◆ Request:
Without including the pictures, copy out every line below.

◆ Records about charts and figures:
═══
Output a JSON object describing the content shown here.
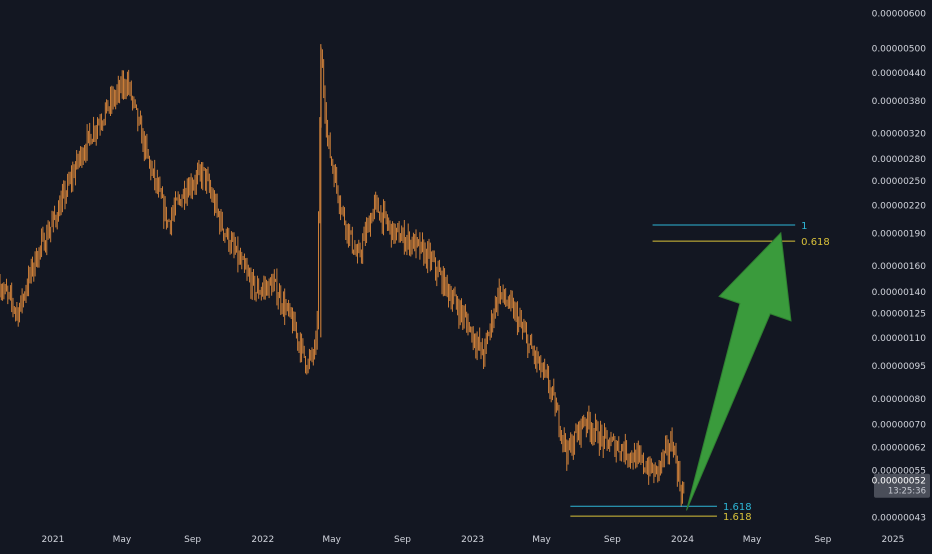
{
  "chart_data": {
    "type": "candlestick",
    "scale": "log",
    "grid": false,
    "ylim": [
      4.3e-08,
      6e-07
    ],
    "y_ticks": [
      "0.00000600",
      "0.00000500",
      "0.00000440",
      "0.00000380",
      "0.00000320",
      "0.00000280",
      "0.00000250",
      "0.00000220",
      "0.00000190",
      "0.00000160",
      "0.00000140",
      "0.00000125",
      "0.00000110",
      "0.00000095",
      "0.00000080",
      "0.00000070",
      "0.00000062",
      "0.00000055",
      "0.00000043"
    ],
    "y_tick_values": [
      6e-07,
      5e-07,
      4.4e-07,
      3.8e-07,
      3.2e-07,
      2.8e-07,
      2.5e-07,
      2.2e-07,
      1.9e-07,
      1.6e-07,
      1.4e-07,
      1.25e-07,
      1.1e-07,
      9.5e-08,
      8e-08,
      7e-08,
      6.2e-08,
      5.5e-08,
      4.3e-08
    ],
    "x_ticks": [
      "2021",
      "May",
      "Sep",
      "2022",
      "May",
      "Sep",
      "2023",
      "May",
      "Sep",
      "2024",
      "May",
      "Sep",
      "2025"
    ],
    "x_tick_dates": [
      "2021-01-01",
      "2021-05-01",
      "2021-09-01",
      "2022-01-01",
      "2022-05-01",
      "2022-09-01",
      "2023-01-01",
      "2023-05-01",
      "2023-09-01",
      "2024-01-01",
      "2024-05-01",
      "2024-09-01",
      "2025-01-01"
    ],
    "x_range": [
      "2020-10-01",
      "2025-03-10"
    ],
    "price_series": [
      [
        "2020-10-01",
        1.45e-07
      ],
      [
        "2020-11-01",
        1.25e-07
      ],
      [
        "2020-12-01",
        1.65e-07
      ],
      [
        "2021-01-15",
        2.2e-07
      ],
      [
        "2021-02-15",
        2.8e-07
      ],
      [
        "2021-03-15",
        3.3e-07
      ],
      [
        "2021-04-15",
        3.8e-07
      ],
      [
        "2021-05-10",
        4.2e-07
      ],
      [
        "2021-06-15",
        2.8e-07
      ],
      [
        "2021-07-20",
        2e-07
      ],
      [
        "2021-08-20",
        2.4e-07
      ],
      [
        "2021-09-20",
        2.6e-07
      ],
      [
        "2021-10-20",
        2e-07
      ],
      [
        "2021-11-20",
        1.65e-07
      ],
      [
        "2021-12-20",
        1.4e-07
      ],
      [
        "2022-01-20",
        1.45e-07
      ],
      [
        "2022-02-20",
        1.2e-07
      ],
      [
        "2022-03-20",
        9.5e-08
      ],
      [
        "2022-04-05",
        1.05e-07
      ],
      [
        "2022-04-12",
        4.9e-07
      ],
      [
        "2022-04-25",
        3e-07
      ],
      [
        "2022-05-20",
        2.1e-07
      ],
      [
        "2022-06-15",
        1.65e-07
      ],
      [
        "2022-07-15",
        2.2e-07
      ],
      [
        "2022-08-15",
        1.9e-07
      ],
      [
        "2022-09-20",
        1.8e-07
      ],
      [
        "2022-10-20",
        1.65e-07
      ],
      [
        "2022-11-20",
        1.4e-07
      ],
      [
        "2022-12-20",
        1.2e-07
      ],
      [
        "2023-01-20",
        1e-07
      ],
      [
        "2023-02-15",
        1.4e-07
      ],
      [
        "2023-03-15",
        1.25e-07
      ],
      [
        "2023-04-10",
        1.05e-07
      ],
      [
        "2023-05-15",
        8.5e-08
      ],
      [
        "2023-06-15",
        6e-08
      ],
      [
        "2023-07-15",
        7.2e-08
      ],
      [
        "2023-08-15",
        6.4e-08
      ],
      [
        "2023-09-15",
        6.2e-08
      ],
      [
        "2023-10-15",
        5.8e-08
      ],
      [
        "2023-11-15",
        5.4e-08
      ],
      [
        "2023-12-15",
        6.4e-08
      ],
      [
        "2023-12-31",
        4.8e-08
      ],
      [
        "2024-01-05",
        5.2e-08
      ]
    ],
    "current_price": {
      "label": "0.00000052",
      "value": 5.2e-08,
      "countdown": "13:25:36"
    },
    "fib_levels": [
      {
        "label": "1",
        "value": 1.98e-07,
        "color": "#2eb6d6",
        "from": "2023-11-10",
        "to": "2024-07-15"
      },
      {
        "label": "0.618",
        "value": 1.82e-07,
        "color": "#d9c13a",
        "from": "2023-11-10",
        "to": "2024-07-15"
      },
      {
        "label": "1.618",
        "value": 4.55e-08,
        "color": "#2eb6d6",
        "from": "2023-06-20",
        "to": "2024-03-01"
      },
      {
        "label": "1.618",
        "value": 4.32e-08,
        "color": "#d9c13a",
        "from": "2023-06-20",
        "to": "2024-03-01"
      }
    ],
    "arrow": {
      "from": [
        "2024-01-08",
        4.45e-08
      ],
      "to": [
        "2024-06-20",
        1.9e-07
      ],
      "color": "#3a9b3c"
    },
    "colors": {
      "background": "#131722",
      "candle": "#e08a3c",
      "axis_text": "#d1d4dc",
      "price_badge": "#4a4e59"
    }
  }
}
═══
◆ Output for this exercise:
Output a JSON object describing the content shown here.
{
  "chart_data": {
    "type": "candlestick",
    "scale": "log",
    "grid": false,
    "ylim": [
      4.3e-08,
      6e-07
    ],
    "y_ticks": [
      "0.00000600",
      "0.00000500",
      "0.00000440",
      "0.00000380",
      "0.00000320",
      "0.00000280",
      "0.00000250",
      "0.00000220",
      "0.00000190",
      "0.00000160",
      "0.00000140",
      "0.00000125",
      "0.00000110",
      "0.00000095",
      "0.00000080",
      "0.00000070",
      "0.00000062",
      "0.00000055",
      "0.00000043"
    ],
    "y_tick_values": [
      6e-07,
      5e-07,
      4.4e-07,
      3.8e-07,
      3.2e-07,
      2.8e-07,
      2.5e-07,
      2.2e-07,
      1.9e-07,
      1.6e-07,
      1.4e-07,
      1.25e-07,
      1.1e-07,
      9.5e-08,
      8e-08,
      7e-08,
      6.2e-08,
      5.5e-08,
      4.3e-08
    ],
    "x_ticks": [
      "2021",
      "May",
      "Sep",
      "2022",
      "May",
      "Sep",
      "2023",
      "May",
      "Sep",
      "2024",
      "May",
      "Sep",
      "2025"
    ],
    "x_tick_dates": [
      "2021-01-01",
      "2021-05-01",
      "2021-09-01",
      "2022-01-01",
      "2022-05-01",
      "2022-09-01",
      "2023-01-01",
      "2023-05-01",
      "2023-09-01",
      "2024-01-01",
      "2024-05-01",
      "2024-09-01",
      "2025-01-01"
    ],
    "x_range": [
      "2020-10-01",
      "2025-03-10"
    ],
    "price_series": [
      [
        "2020-10-01",
        1.45e-07
      ],
      [
        "2020-11-01",
        1.25e-07
      ],
      [
        "2020-12-01",
        1.65e-07
      ],
      [
        "2021-01-15",
        2.2e-07
      ],
      [
        "2021-02-15",
        2.8e-07
      ],
      [
        "2021-03-15",
        3.3e-07
      ],
      [
        "2021-04-15",
        3.8e-07
      ],
      [
        "2021-05-10",
        4.2e-07
      ],
      [
        "2021-06-15",
        2.8e-07
      ],
      [
        "2021-07-20",
        2e-07
      ],
      [
        "2021-08-20",
        2.4e-07
      ],
      [
        "2021-09-20",
        2.6e-07
      ],
      [
        "2021-10-20",
        2e-07
      ],
      [
        "2021-11-20",
        1.65e-07
      ],
      [
        "2021-12-20",
        1.4e-07
      ],
      [
        "2022-01-20",
        1.45e-07
      ],
      [
        "2022-02-20",
        1.2e-07
      ],
      [
        "2022-03-20",
        9.5e-08
      ],
      [
        "2022-04-05",
        1.05e-07
      ],
      [
        "2022-04-12",
        4.9e-07
      ],
      [
        "2022-04-25",
        3e-07
      ],
      [
        "2022-05-20",
        2.1e-07
      ],
      [
        "2022-06-15",
        1.65e-07
      ],
      [
        "2022-07-15",
        2.2e-07
      ],
      [
        "2022-08-15",
        1.9e-07
      ],
      [
        "2022-09-20",
        1.8e-07
      ],
      [
        "2022-10-20",
        1.65e-07
      ],
      [
        "2022-11-20",
        1.4e-07
      ],
      [
        "2022-12-20",
        1.2e-07
      ],
      [
        "2023-01-20",
        1e-07
      ],
      [
        "2023-02-15",
        1.4e-07
      ],
      [
        "2023-03-15",
        1.25e-07
      ],
      [
        "2023-04-10",
        1.05e-07
      ],
      [
        "2023-05-15",
        8.5e-08
      ],
      [
        "2023-06-15",
        6e-08
      ],
      [
        "2023-07-15",
        7.2e-08
      ],
      [
        "2023-08-15",
        6.4e-08
      ],
      [
        "2023-09-15",
        6.2e-08
      ],
      [
        "2023-10-15",
        5.8e-08
      ],
      [
        "2023-11-15",
        5.4e-08
      ],
      [
        "2023-12-15",
        6.4e-08
      ],
      [
        "2023-12-31",
        4.8e-08
      ],
      [
        "2024-01-05",
        5.2e-08
      ]
    ],
    "current_price": {
      "label": "0.00000052",
      "value": 5.2e-08,
      "countdown": "13:25:36"
    },
    "fib_levels": [
      {
        "label": "1",
        "value": 1.98e-07,
        "color": "#2eb6d6",
        "from": "2023-11-10",
        "to": "2024-07-15"
      },
      {
        "label": "0.618",
        "value": 1.82e-07,
        "color": "#d9c13a",
        "from": "2023-11-10",
        "to": "2024-07-15"
      },
      {
        "label": "1.618",
        "value": 4.55e-08,
        "color": "#2eb6d6",
        "from": "2023-06-20",
        "to": "2024-03-01"
      },
      {
        "label": "1.618",
        "value": 4.32e-08,
        "color": "#d9c13a",
        "from": "2023-06-20",
        "to": "2024-03-01"
      }
    ],
    "arrow": {
      "from": [
        "2024-01-08",
        4.45e-08
      ],
      "to": [
        "2024-06-20",
        1.9e-07
      ],
      "color": "#3a9b3c"
    },
    "colors": {
      "background": "#131722",
      "candle": "#e08a3c",
      "axis_text": "#d1d4dc",
      "price_badge": "#4a4e59"
    }
  }
}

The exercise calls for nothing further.